Effect of duration of chocolate and/or cocoa intake on serum total cholesterol, LDL cholesterol, HDL cholesterol, and triglyceride concentrations. Statistically, significant differences between the groups with different study durations are indicated with an asterisk. LDL low-density lipoprotein, HDL high-density lipoprotein. (Results are from ref. [8])
Human studies have also shown an increased in vitro resistance of LDL to oxidation after intake of polyphenol-rich fractions from cocoa [9, 10]. Furthermore, polyphenol-rich cocoa fractions increased fecal cholesterol excretion in rats [11].
Trans-resveratrol
The most widely known stilbene, resveratrol, is thought to exert several cardioprotective effects, among others the modulation of lipid and lipoprotein metabolism . Indeed, many in vitro or animal studies suggest that resveratrol has positive effects on proteins that are involved in reverse cholesterol transport. These proteins include peroxisome proliferator-activated receptor gamma (PPARγ), liver X receptor alpha (LXRα), 27-hydroxylase, and ATP-binding cassette A1 (ABCA1) [12], which are involved in cholesterol efflux. In hamsters, resveratrol may in vitro protect LDL against oxidation, downregulate 3-hydroxy-3-methylglutaryl-coenzyme A (HMG-CoA) reductase, and increase the apolipoprotein A-I (apoA1) to apoB ratio [13]. Furthermore, resveratrol might enhance cholesterol efflux by preventing HDL particles from oxidation (Fig. 22.5) [14]. The possible anti-atherosclerotic effect of resveratrol might also be related to lower a reduced transfer of cholesteryl esters from HDL to very-low-density lipoprotein (VLDL) and LDL through an inhibitory effect on cholesteryl ester transfer protein (CETP) activity [15].
# # # # #
**Tasks to carry out:**
a - For each statement below, say yes or no according to whether it agrees with the passage on cocoa and resveratrol, and quote the deciding words of the passage. (i) Polyphenol-rich cocoa fractions increased fecal cholesterol excretion in rats. (ii) In hamsters, resveratrol upregulated HMG-CoA reductase. (iii) Resveratrol's possible anti-atherosclerotic effect may involve stimulating CETP activity.
b - According to the passage on cocoa and resveratrol, which four proteins involved in reverse cholesterol transport does resveratrol appear to affect positively?

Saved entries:
# # # # #
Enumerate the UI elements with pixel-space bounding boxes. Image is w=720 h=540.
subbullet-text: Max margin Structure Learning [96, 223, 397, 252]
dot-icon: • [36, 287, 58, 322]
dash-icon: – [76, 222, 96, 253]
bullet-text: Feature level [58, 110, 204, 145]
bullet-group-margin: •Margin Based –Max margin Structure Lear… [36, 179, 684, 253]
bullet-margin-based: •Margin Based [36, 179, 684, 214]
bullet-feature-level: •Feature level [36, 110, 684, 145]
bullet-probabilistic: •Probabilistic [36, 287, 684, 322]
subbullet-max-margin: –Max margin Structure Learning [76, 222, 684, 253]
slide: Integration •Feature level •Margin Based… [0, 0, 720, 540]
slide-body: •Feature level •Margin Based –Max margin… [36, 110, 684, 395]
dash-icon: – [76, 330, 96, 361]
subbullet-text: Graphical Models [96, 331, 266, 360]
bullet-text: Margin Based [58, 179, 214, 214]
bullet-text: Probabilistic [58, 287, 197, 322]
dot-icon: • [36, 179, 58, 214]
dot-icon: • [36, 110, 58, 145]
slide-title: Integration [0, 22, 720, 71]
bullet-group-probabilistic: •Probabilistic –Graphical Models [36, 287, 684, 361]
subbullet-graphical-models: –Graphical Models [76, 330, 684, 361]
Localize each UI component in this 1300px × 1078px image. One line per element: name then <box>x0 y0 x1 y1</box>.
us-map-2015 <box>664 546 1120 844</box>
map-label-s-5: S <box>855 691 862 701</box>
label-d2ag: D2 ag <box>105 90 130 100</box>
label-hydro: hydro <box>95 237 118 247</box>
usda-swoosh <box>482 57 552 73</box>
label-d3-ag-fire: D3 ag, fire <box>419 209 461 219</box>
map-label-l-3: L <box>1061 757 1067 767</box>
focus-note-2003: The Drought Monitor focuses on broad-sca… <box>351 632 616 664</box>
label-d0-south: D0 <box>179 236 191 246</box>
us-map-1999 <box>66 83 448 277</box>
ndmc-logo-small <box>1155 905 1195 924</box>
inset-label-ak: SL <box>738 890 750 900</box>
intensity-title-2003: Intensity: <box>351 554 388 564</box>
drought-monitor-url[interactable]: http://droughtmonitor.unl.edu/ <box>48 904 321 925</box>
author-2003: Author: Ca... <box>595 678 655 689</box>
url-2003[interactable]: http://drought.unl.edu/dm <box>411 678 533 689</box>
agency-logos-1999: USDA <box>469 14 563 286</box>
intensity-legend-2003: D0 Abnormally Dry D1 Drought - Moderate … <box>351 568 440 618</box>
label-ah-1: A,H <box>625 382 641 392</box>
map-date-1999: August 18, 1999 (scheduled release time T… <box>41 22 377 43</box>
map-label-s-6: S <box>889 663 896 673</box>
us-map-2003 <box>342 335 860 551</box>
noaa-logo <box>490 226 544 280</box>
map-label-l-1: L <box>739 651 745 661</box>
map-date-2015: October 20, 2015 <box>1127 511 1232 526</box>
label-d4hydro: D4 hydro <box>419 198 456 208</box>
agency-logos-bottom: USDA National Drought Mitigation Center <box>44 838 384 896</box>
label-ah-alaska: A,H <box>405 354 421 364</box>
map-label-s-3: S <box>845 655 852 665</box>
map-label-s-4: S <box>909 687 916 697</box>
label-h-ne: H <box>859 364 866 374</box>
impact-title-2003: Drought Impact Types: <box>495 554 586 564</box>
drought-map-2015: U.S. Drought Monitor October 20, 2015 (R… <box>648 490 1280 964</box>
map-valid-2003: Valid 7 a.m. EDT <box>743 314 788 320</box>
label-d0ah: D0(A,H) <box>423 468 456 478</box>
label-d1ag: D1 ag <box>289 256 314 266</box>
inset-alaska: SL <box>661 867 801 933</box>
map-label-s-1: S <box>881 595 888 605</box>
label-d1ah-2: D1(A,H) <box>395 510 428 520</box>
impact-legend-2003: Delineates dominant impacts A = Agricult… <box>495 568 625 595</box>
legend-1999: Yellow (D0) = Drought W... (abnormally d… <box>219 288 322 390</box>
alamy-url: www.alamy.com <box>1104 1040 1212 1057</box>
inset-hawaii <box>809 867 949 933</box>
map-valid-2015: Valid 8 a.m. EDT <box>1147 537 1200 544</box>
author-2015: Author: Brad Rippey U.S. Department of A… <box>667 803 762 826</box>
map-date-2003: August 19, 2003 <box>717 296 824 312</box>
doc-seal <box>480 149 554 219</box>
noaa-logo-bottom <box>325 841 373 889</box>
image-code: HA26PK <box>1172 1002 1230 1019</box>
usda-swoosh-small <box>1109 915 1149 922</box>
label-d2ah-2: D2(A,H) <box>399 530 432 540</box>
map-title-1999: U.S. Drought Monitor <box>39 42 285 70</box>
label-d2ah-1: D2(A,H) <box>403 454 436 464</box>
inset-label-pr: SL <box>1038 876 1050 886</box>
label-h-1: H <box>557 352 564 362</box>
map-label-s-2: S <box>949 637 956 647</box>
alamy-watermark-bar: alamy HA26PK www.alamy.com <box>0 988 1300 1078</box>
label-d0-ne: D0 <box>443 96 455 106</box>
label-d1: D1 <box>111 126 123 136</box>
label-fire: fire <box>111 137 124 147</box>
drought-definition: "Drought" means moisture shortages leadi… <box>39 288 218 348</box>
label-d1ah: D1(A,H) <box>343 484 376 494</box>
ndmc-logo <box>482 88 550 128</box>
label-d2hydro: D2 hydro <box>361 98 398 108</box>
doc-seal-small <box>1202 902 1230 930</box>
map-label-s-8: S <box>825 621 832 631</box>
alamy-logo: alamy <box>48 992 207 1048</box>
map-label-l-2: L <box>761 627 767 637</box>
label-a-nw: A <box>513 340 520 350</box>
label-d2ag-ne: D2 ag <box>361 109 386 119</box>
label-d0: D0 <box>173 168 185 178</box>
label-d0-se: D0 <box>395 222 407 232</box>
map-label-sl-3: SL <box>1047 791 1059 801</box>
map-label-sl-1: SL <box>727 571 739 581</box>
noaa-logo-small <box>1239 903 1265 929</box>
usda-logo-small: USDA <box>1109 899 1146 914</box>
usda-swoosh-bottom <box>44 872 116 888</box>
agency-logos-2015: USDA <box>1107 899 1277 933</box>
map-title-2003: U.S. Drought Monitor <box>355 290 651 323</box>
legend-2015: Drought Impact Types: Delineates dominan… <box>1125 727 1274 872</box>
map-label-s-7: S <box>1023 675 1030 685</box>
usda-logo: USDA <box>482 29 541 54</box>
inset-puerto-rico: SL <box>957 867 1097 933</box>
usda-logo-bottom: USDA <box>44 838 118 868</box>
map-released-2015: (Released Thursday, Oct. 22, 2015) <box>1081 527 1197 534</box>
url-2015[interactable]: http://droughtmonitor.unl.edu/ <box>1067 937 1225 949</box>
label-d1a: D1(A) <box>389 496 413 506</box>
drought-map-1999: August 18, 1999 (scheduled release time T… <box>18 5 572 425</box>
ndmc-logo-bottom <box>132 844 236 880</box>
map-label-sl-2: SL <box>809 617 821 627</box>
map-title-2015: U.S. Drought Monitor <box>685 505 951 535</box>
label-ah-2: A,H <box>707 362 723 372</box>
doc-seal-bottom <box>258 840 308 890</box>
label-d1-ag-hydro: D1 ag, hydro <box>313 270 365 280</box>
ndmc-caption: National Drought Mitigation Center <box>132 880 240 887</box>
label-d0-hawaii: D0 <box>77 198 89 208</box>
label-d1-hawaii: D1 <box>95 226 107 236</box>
# # # # #
**Answers for each item:**
a -
(i) Yes: "polyphenol-rich cocoa fractions increased fecal cholesterol excretion in rats."
(ii) No: "downregulate 3-hydroxy-3-methylglutaryl-coenzyme A (HMG-CoA) reductase."
(iii) No: "through an inhibitory effect on cholesteryl ester transfer protein (CETP) activity."

b - PPARγ, LXRα, 27-hydroxylase, and ABCA1.